┌─ Data extract

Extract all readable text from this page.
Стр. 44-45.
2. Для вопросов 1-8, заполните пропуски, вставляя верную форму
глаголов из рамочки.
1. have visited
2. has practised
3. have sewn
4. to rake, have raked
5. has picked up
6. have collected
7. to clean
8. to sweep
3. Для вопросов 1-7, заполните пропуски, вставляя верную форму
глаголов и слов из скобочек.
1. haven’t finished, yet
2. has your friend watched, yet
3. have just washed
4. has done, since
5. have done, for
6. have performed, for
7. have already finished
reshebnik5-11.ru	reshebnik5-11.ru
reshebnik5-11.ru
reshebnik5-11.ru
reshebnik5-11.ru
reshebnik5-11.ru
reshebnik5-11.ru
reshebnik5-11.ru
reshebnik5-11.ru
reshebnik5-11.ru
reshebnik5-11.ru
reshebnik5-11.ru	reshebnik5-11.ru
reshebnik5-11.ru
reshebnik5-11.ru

└─

Task to carry out
Reproduce every line of the material above exactly.

Response below
Extract all readable text from this page.
Стр. 44-45.
2. Для вопросов 1-8, заполните пропуски, вставляя верную форму
глаголов из рамочки.
1. have visited
2. has practised
3. have sewn
4. to rake, have raked
5. has picked up
6. have collected
7. to clean
8. to sweep
3. Для вопросов 1-7, заполните пропуски, вставляя верную форму
глаголов и слов из скобочек.
1. haven’t finished, yet
2. has your friend watched, yet
3. have just washed
4. has done, since
5. have done, for
6. have performed, for
7. have already finished
reshebnik5-11.ru	reshebnik5-11.ru
reshebnik5-11.ru
reshebnik5-11.ru
reshebnik5-11.ru
reshebnik5-11.ru
reshebnik5-11.ru
reshebnik5-11.ru
reshebnik5-11.ru
reshebnik5-11.ru
reshebnik5-11.ru
reshebnik5-11.ru	reshebnik5-11.ru
reshebnik5-11.ru
reshebnik5-11.ru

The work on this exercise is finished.